_SET TASK_
Write the listing out again, all of it, word for word.
─── SUPPLIED MATERIAL
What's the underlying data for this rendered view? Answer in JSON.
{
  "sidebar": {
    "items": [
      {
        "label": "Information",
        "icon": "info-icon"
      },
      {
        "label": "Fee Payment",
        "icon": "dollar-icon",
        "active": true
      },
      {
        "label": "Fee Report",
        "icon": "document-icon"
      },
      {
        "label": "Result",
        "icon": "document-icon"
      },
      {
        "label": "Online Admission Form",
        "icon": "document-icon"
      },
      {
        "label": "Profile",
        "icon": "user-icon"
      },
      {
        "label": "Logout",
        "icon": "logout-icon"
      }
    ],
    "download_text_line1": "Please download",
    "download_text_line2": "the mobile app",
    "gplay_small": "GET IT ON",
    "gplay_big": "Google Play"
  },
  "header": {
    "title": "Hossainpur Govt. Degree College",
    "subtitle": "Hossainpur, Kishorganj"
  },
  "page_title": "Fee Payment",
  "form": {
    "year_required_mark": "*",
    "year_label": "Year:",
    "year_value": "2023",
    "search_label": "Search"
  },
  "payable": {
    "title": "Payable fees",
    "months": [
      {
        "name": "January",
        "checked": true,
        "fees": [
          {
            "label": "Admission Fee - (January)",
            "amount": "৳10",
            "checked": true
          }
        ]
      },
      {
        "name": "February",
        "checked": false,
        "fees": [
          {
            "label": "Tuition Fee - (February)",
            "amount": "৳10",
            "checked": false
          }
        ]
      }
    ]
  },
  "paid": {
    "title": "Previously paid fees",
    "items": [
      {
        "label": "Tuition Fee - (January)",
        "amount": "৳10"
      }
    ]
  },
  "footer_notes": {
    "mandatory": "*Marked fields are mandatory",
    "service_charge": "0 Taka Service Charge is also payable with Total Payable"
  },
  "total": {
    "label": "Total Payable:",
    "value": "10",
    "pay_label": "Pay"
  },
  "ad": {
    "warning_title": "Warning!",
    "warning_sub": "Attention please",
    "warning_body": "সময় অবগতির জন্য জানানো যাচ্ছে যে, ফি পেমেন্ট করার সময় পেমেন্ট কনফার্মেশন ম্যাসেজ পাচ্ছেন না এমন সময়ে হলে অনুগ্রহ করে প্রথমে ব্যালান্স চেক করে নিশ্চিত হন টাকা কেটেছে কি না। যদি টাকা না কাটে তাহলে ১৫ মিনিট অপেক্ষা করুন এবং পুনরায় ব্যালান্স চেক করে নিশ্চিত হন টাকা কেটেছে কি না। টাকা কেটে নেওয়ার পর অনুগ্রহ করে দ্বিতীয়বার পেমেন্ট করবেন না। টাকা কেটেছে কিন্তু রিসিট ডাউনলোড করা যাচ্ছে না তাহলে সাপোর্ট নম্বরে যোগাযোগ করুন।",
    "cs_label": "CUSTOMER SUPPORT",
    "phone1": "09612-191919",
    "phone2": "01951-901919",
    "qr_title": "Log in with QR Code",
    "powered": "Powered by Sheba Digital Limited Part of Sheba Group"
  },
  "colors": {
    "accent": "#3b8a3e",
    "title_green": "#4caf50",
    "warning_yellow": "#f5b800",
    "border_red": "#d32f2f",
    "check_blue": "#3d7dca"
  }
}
──────
_RESPONSE_
What's the underlying data for this rendered view? Answer in JSON.
{
  "sidebar": {
    "items": [
      {
        "label": "Information",
        "icon": "info-icon"
      },
      {
        "label": "Fee Payment",
        "icon": "dollar-icon",
        "active": true
      },
      {
        "label": "Fee Report",
        "icon": "document-icon"
      },
      {
        "label": "Result",
        "icon": "document-icon"
      },
      {
        "label": "Online Admission Form",
        "icon": "document-icon"
      },
      {
        "label": "Profile",
        "icon": "user-icon"
      },
      {
        "label": "Logout",
        "icon": "logout-icon"
      }
    ],
    "download_text_line1": "Please download",
    "download_text_line2": "the mobile app",
    "gplay_small": "GET IT ON",
    "gplay_big": "Google Play"
  },
  "header": {
    "title": "Hossainpur Govt. Degree College",
    "subtitle": "Hossainpur, Kishorganj"
  },
  "page_title": "Fee Payment",
  "form": {
    "year_required_mark": "*",
    "year_label": "Year:",
    "year_value": "2023",
    "search_label": "Search"
  },
  "payable": {
    "title": "Payable fees",
    "months": [
      {
        "name": "January",
        "checked": true,
        "fees": [
          {
            "label": "Admission Fee - (January)",
            "amount": "৳10",
            "checked": true
          }
        ]
      },
      {
        "name": "February",
        "checked": false,
        "fees": [
          {
            "label": "Tuition Fee - (February)",
            "amount": "৳10",
            "checked": false
          }
        ]
      }
    ]
  },
  "paid": {
    "title": "Previously paid fees",
    "items": [
      {
        "label": "Tuition Fee - (January)",
        "amount": "৳10"
      }
    ]
  },
  "footer_notes": {
    "mandatory": "*Marked fields are mandatory",
    "service_charge": "0 Taka Service Charge is also payable with Total Payable"
  },
  "total": {
    "label": "Total Payable:",
    "value": "10",
    "pay_label": "Pay"
  },
  "ad": {
    "warning_title": "Warning!",
    "warning_sub": "Attention please",
    "warning_body": "সময় অবগতির জন্য জানানো যাচ্ছে যে, ফি পেমেন্ট করার সময় পেমেন্ট কনফার্মেশন ম্যাসেজ পাচ্ছেন না এমন সময়ে হলে অনুগ্রহ করে প্রথমে ব্যালান্স চেক করে নিশ্চিত হন টাকা কেটেছে কি না। যদি টাকা না কাটে তাহলে ১৫ মিনিট অপেক্ষা করুন এবং পুনরায় ব্যালান্স চেক করে নিশ্চিত হন টাকা কেটেছে কি না। টাকা কেটে নেওয়ার পর অনুগ্রহ করে দ্বিতীয়বার পেমেন্ট করবেন না। টাকা কেটেছে কিন্তু রিসিট ডাউনলোড করা যাচ্ছে না তাহলে সাপোর্ট নম্বরে যোগাযোগ করুন।",
    "cs_label": "CUSTOMER SUPPORT",
    "phone1": "09612-191919",
    "phone2": "01951-901919",
    "qr_title": "Log in with QR Code",
    "powered": "Powered by Sheba Digital Limited Part of Sheba Group"
  },
  "colors": {
    "accent": "#3b8a3e",
    "title_green": "#4caf50",
    "warning_yellow": "#f5b800",
    "border_red": "#d32f2f",
    "check_blue": "#3d7dca"
  }
}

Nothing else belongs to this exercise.